(Work to be completed): Quote the entries in full, character for character, without their images.

(Dataset excerpts):
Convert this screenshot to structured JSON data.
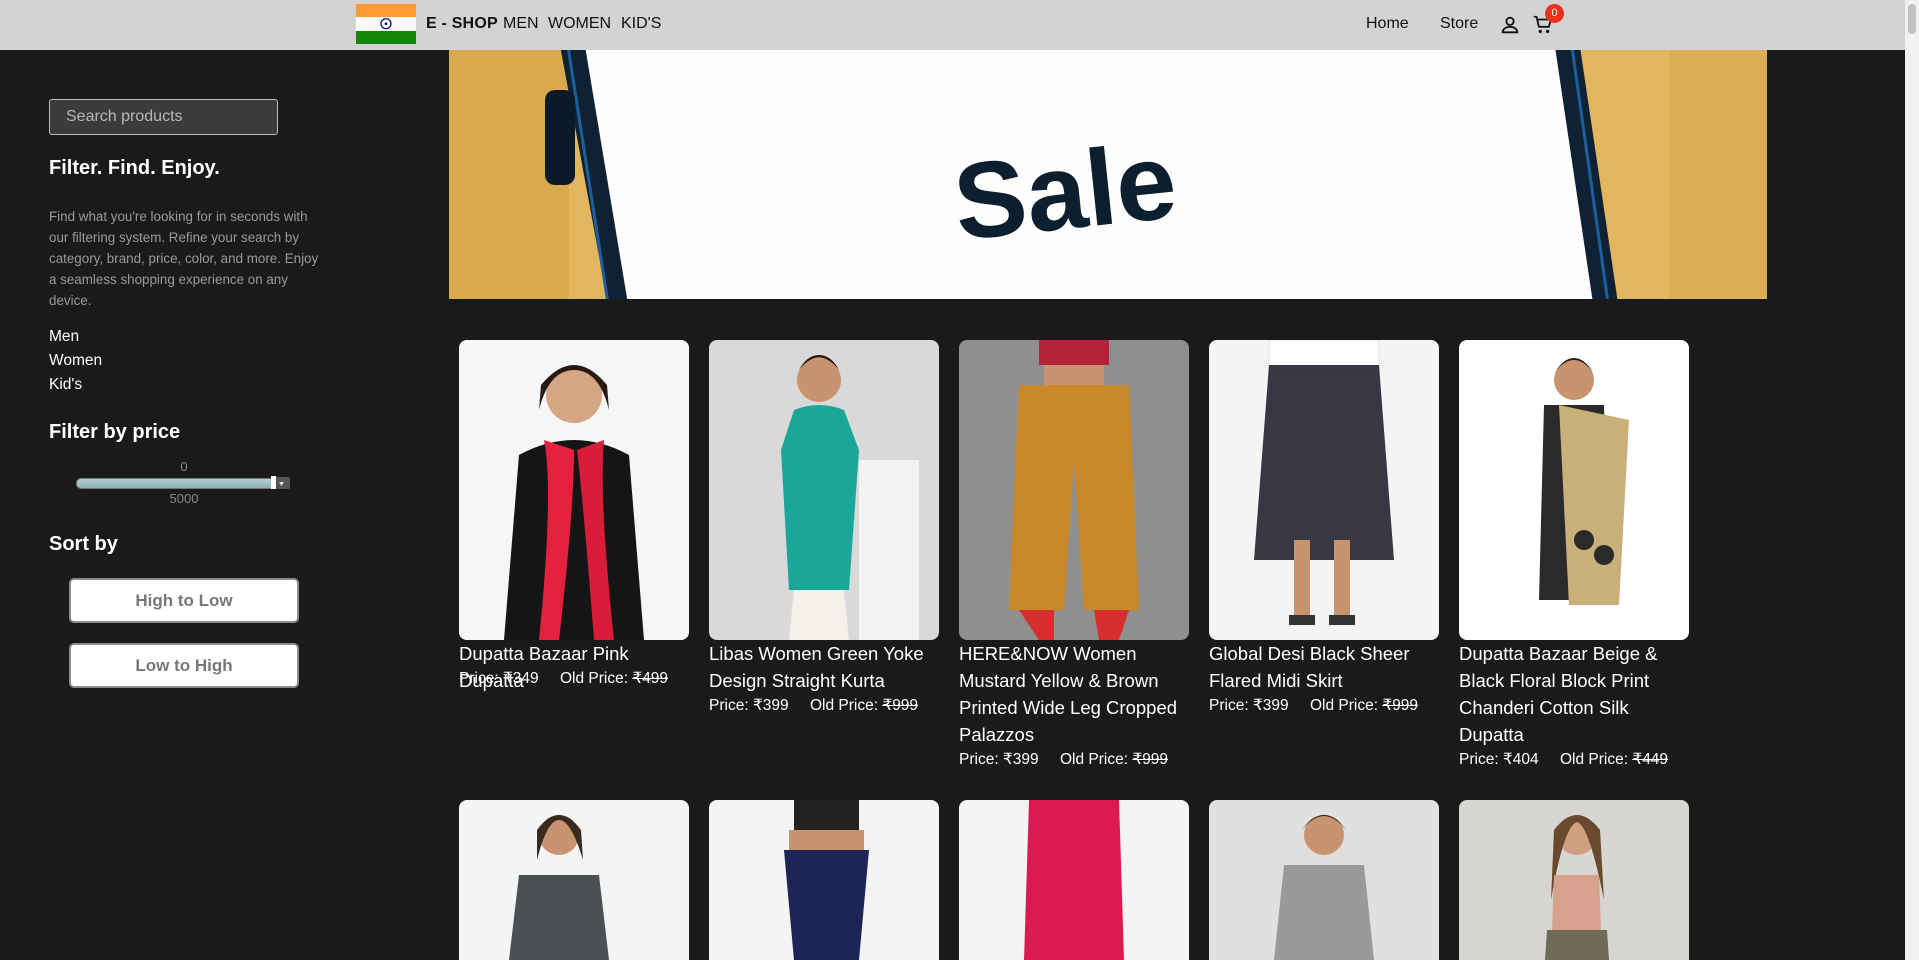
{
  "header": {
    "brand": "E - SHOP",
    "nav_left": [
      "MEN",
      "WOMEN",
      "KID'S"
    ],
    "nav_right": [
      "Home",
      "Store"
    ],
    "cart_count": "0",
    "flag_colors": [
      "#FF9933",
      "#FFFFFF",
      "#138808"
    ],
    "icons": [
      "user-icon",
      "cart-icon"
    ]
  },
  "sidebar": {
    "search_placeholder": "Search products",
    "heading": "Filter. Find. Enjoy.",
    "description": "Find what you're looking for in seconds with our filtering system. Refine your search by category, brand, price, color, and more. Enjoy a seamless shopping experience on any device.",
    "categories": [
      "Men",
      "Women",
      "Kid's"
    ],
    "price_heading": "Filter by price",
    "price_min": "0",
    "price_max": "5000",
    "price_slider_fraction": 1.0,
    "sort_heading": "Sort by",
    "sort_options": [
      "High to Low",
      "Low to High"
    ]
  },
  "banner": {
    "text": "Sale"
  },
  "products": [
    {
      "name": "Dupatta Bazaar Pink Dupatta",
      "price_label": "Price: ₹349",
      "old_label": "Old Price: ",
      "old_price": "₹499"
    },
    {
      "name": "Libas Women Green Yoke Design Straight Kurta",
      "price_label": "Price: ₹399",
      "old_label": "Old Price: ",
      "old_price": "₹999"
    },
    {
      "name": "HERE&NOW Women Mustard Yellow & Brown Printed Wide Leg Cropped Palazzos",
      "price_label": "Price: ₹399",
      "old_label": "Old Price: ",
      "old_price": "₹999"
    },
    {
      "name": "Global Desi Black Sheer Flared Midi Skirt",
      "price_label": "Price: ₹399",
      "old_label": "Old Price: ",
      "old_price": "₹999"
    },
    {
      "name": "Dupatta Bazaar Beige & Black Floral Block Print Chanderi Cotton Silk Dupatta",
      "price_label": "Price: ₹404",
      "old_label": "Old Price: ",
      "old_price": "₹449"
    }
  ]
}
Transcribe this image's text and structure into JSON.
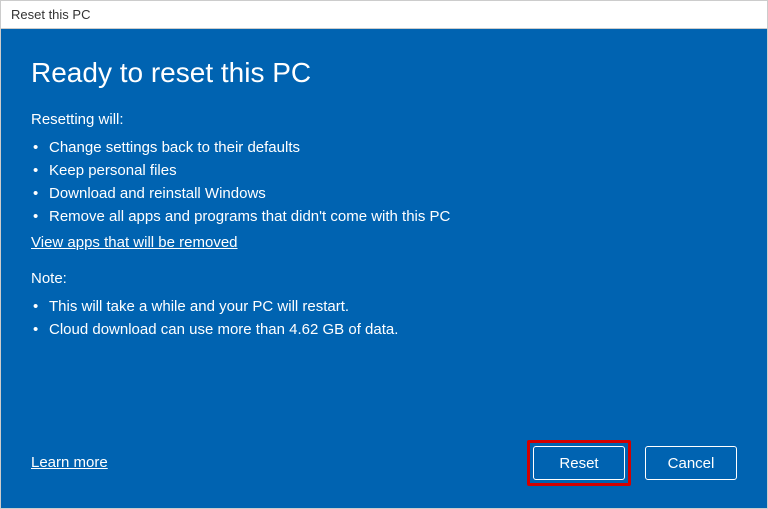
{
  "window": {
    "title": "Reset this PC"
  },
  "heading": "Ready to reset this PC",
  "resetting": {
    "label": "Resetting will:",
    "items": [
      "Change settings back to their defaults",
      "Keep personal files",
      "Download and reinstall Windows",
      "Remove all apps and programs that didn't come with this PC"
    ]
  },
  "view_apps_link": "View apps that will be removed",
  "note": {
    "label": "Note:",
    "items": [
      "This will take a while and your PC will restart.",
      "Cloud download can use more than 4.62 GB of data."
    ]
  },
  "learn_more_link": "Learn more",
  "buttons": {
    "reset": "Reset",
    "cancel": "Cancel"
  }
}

(Correct answer):
Convert this screenshot to structured JSON data.
{
  "header": {
    "brand": "E - SHOP",
    "nav_left": [
      "MEN",
      "WOMEN",
      "KID'S"
    ],
    "nav_right": [
      "Home",
      "Store"
    ],
    "cart_count": "0",
    "flag_colors": [
      "#FF9933",
      "#FFFFFF",
      "#138808"
    ],
    "icons": [
      "user-icon",
      "cart-icon"
    ]
  },
  "sidebar": {
    "search_placeholder": "Search products",
    "heading": "Filter. Find. Enjoy.",
    "description": "Find what you're looking for in seconds with our filtering system. Refine your search by category, brand, price, color, and more. Enjoy a seamless shopping experience on any device.",
    "categories": [
      "Men",
      "Women",
      "Kid's"
    ],
    "price_heading": "Filter by price",
    "price_min": "0",
    "price_max": "5000",
    "price_slider_fraction": 1.0,
    "sort_heading": "Sort by",
    "sort_options": [
      "High to Low",
      "Low to High"
    ]
  },
  "banner": {
    "text": "Sale"
  },
  "products": [
    {
      "name": "Dupatta Bazaar Pink Dupatta",
      "price_label": "Price: ₹349",
      "old_label": "Old Price: ",
      "old_price": "₹499"
    },
    {
      "name": "Libas Women Green Yoke Design Straight Kurta",
      "price_label": "Price: ₹399",
      "old_label": "Old Price: ",
      "old_price": "₹999"
    },
    {
      "name": "HERE&NOW Women Mustard Yellow & Brown Printed Wide Leg Cropped Palazzos",
      "price_label": "Price: ₹399",
      "old_label": "Old Price: ",
      "old_price": "₹999"
    },
    {
      "name": "Global Desi Black Sheer Flared Midi Skirt",
      "price_label": "Price: ₹399",
      "old_label": "Old Price: ",
      "old_price": "₹999"
    },
    {
      "name": "Dupatta Bazaar Beige & Black Floral Block Print Chanderi Cotton Silk Dupatta",
      "price_label": "Price: ₹404",
      "old_label": "Old Price: ",
      "old_price": "₹449"
    }
  ]
}
Transcribe this image's text and structure into JSON.
{
  "window": {
    "title": "Reset this PC"
  },
  "heading": "Ready to reset this PC",
  "resetting": {
    "label": "Resetting will:",
    "items": [
      "Change settings back to their defaults",
      "Keep personal files",
      "Download and reinstall Windows",
      "Remove all apps and programs that didn't come with this PC"
    ]
  },
  "view_apps_link": "View apps that will be removed",
  "note": {
    "label": "Note:",
    "items": [
      "This will take a while and your PC will restart.",
      "Cloud download can use more than 4.62 GB of data."
    ]
  },
  "learn_more_link": "Learn more",
  "buttons": {
    "reset": "Reset",
    "cancel": "Cancel"
  }
}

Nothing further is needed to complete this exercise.